▸ **Dataset rows**
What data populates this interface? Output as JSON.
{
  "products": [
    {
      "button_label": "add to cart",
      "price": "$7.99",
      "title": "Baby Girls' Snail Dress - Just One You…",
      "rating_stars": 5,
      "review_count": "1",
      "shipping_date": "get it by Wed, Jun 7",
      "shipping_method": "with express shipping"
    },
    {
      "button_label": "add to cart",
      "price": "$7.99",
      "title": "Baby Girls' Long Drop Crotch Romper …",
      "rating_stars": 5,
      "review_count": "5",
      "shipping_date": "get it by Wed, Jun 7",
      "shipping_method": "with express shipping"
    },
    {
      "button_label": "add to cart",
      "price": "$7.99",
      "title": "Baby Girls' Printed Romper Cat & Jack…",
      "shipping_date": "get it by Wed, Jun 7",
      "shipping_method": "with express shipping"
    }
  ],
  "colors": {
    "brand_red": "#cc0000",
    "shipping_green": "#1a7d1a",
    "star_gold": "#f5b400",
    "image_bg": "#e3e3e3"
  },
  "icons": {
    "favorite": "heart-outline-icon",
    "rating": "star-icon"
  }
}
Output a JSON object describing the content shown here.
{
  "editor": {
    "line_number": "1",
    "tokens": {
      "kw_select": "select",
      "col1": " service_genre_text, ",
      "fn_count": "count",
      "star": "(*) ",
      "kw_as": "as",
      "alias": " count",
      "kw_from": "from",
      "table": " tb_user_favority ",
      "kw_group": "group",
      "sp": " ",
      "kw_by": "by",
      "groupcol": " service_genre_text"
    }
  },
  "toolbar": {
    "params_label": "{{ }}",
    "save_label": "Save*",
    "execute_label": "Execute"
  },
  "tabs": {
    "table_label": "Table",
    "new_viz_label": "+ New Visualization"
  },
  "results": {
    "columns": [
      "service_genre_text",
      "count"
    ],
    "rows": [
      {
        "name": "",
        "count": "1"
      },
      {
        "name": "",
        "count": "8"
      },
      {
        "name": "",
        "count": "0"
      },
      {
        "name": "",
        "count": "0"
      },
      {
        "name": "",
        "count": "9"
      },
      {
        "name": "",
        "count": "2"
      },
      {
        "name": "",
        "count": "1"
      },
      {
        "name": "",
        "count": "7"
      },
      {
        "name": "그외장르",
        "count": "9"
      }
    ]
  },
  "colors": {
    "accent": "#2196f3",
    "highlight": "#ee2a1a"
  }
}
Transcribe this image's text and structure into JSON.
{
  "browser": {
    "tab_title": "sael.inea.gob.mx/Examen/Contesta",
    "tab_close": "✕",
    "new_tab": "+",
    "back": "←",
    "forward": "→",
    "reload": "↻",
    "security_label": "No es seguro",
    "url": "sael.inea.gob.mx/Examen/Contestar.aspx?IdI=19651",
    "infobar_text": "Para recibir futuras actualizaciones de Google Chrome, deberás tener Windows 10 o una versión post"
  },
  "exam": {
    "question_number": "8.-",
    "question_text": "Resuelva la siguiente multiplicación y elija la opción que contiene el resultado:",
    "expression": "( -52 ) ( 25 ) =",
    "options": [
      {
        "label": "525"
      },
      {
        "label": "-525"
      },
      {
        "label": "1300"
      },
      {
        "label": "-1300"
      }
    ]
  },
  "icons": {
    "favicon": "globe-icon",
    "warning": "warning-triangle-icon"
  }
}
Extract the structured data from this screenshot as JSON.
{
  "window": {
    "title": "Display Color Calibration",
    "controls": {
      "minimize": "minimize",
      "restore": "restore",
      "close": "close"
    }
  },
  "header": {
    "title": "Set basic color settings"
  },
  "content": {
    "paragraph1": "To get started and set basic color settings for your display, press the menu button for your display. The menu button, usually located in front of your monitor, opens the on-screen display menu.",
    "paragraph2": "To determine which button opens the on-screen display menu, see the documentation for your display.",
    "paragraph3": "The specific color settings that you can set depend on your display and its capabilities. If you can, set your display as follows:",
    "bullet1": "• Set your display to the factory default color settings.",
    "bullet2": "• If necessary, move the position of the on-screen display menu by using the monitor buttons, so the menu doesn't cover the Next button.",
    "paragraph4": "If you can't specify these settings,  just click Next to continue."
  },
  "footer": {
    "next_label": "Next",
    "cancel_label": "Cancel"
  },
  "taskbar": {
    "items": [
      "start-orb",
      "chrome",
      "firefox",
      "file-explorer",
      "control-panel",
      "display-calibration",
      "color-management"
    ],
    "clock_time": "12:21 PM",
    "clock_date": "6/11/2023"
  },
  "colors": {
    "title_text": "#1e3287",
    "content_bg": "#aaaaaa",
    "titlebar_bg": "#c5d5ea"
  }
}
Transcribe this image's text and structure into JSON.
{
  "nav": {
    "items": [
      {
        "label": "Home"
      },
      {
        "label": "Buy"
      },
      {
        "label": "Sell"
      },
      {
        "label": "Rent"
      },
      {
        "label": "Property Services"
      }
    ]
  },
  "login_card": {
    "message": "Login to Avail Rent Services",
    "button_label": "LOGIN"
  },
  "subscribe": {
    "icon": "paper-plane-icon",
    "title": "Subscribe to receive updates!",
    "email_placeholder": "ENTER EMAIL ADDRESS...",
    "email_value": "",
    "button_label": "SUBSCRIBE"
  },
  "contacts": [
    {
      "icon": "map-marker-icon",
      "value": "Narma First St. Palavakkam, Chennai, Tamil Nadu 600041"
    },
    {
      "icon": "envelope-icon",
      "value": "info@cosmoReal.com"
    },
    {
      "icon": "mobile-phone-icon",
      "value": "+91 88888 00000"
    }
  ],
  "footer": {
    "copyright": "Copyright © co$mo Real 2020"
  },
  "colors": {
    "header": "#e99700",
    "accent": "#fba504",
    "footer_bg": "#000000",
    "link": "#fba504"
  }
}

▸ **What you need to do**
Identify all lines where the word "settings" shows up. Copy them.

▸ **Answer in full**
    "title": "Set basic color settings"
    "paragraph1": "To get started and set basic color settings for your display, press the menu button for your display. The menu button, usually located in front of your monitor, opens the on-screen display menu.",
    "paragraph3": "The specific color settings that you can set depend on your display and its capabilities. If you can, set your display as follows:",
    "bullet1": "• Set your display to the factory default color settings.",
    "paragraph4": "If you can't specify these settings,  just click Next to continue."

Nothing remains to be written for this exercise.